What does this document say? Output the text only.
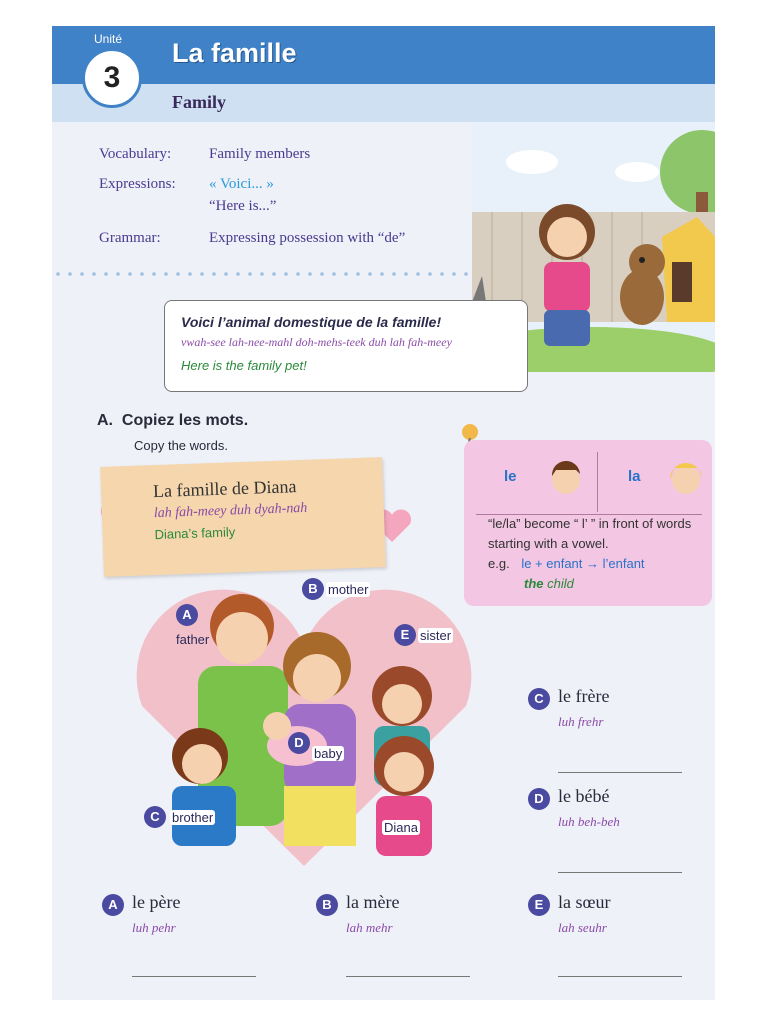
Unité
3
La famille
Family
Vocabulary:	Family members
Expressions: « Voici... »
“Here is...”
Grammar:	Expressing possession with “de”
Voici l’animal domestique de la famille!
vwah-see lah-nee-mahl doh-mehs-teek duh lah fah-meey
Here is the family pet!
A. Copiez les mots.
Copy the words.
La famille de Diana
lah fah-meey duh dyah-nah
Diana’s family
le	la
“le/la” become “ l’ ” in front of words starting with a vowel.
e.g. le + enfant → l’enfant
the child
A
father
B mother
E sister
D
baby
C brother
Diana
C le frère
luh frehr
D le bébé
luh beh-beh
A le père
luh pehr
B la mère
lah mehr
E la sœur
lah seuhr
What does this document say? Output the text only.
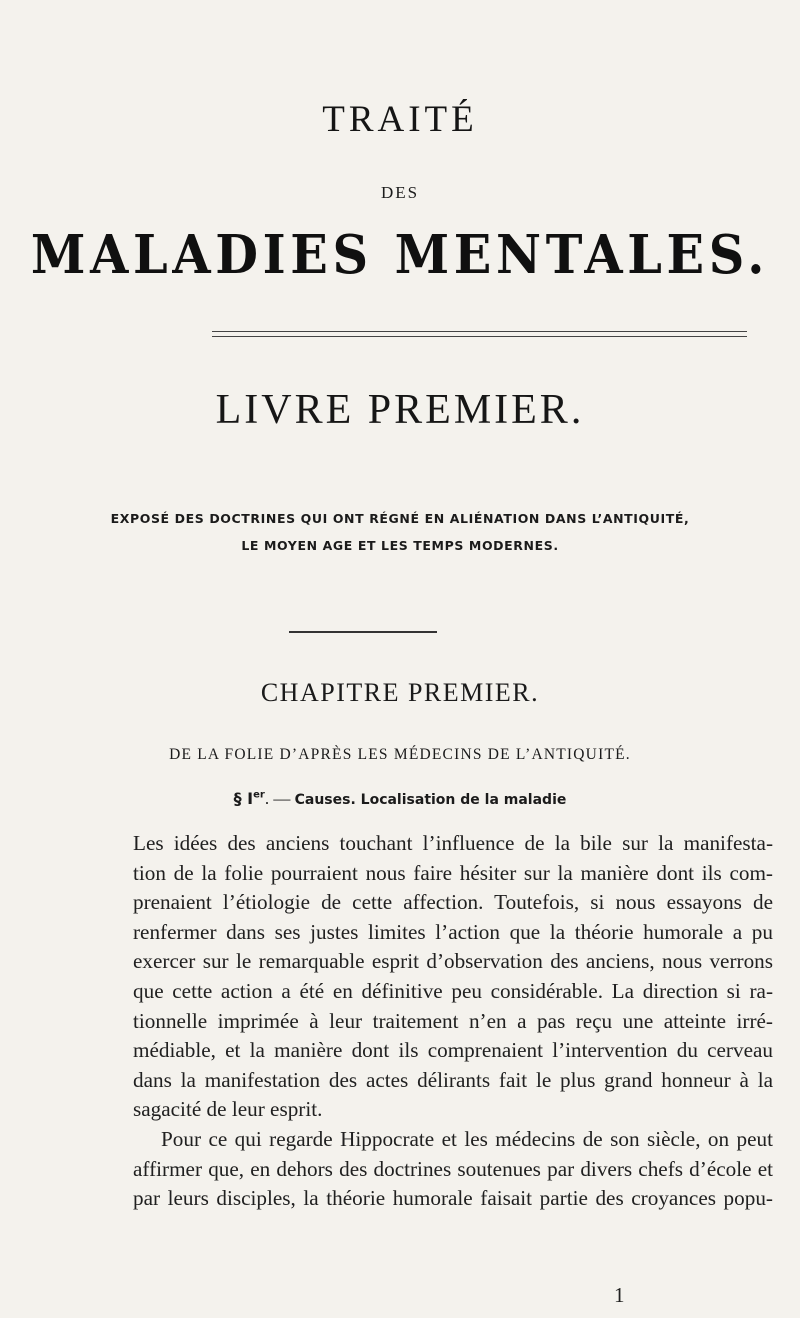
TRAITÉ
DES
MALADIES MENTALES.
LIVRE PREMIER.
EXPOSÉ DES DOCTRINES QUI ONT RÉGNÉ EN ALIÉNATION DANS L’ANTIQUITÉ,
LE MOYEN AGE ET LES TEMPS MODERNES.
CHAPITRE PREMIER.
DE LA FOLIE D’APRÈS LES MÉDECINS DE L’ANTIQUITÉ.
§ Ier. — Causes. Localisation de la maladie
Les idées des anciens touchant l’influence de la bile sur la manifesta-
tion de la folie pourraient nous faire hésiter sur la manière dont ils com-
prenaient l’étiologie de cette affection. Toutefois, si nous essayons de
renfermer dans ses justes limites l’action que la théorie humorale a pu
exercer sur le remarquable esprit d’observation des anciens, nous verrons
que cette action a été en définitive peu considérable. La direction si ra-
tionnelle imprimée à leur traitement n’en a pas reçu une atteinte irré-
médiable, et la manière dont ils comprenaient l’intervention du cerveau
dans la manifestation des actes délirants fait le plus grand honneur à la
sagacité de leur esprit.
Pour ce qui regarde Hippocrate et les médecins de son siècle, on peut
affirmer que, en dehors des doctrines soutenues par divers chefs d’école et
par leurs disciples, la théorie humorale faisait partie des croyances popu-
1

☆ ☆ ☆

Exercise description >> Transcribe the whole listing exactly. Pictures are excluded.

Written answer >>
What does this document say? Output the text only.
Unité
3
La famille
Family
Vocabulary:	Family members
Expressions: « Voici... »
“Here is...”
Grammar:	Expressing possession with “de”
Voici l’animal domestique de la famille!
vwah-see lah-nee-mahl doh-mehs-teek duh lah fah-meey
Here is the family pet!
A. Copiez les mots.
Copy the words.
La famille de Diana
lah fah-meey duh dyah-nah
Diana’s family
le	la
“le/la” become “ l’ ” in front of words starting with a vowel.
e.g. le + enfant → l’enfant
the child
A
father
B mother
E sister
D
baby
C brother
Diana
C le frère
luh frehr
D le bébé
luh beh-beh
A le père
luh pehr
B la mère
lah mehr
E la sœur
lah seuhr
What does this document say? Output the text only.
TRAITÉ
DES
MALADIES MENTALES.
LIVRE PREMIER.
EXPOSÉ DES DOCTRINES QUI ONT RÉGNÉ EN ALIÉNATION DANS L’ANTIQUITÉ,
LE MOYEN AGE ET LES TEMPS MODERNES.
CHAPITRE PREMIER.
DE LA FOLIE D’APRÈS LES MÉDECINS DE L’ANTIQUITÉ.
§ Ier. — Causes. Localisation de la maladie
Les idées des anciens touchant l’influence de la bile sur la manifesta-
tion de la folie pourraient nous faire hésiter sur la manière dont ils com-
prenaient l’étiologie de cette affection. Toutefois, si nous essayons de
renfermer dans ses justes limites l’action que la théorie humorale a pu
exercer sur le remarquable esprit d’observation des anciens, nous verrons
que cette action a été en définitive peu considérable. La direction si ra-
tionnelle imprimée à leur traitement n’en a pas reçu une atteinte irré-
médiable, et la manière dont ils comprenaient l’intervention du cerveau
dans la manifestation des actes délirants fait le plus grand honneur à la
sagacité de leur esprit.
Pour ce qui regarde Hippocrate et les médecins de son siècle, on peut
affirmer que, en dehors des doctrines soutenues par divers chefs d’école et
par leurs disciples, la théorie humorale faisait partie des croyances popu-
1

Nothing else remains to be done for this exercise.